**Data provided**
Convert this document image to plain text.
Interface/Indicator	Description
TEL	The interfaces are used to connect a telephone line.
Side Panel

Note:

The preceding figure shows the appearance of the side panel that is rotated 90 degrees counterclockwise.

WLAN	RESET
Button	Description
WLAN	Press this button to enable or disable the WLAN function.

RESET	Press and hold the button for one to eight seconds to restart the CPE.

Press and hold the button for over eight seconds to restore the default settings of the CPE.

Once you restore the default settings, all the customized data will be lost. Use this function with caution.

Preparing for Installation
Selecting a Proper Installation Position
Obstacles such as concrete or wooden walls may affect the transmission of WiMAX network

**Task goal**
Exactly as they are written, print the entries again.

**Answer to the task**
Convert this document image to plain text.
Interface/Indicator	Description
TEL	The interfaces are used to connect a telephone line.
Side Panel

Note:

The preceding figure shows the appearance of the side panel that is rotated 90 degrees counterclockwise.

WLAN	RESET
Button	Description
WLAN	Press this button to enable or disable the WLAN function.

RESET	Press and hold the button for one to eight seconds to restart the CPE.

Press and hold the button for over eight seconds to restore the default settings of the CPE.

Once you restore the default settings, all the customized data will be lost. Use this function with caution.

Preparing for Installation
Selecting a Proper Installation Position
Obstacles such as concrete or wooden walls may affect the transmission of WiMAX network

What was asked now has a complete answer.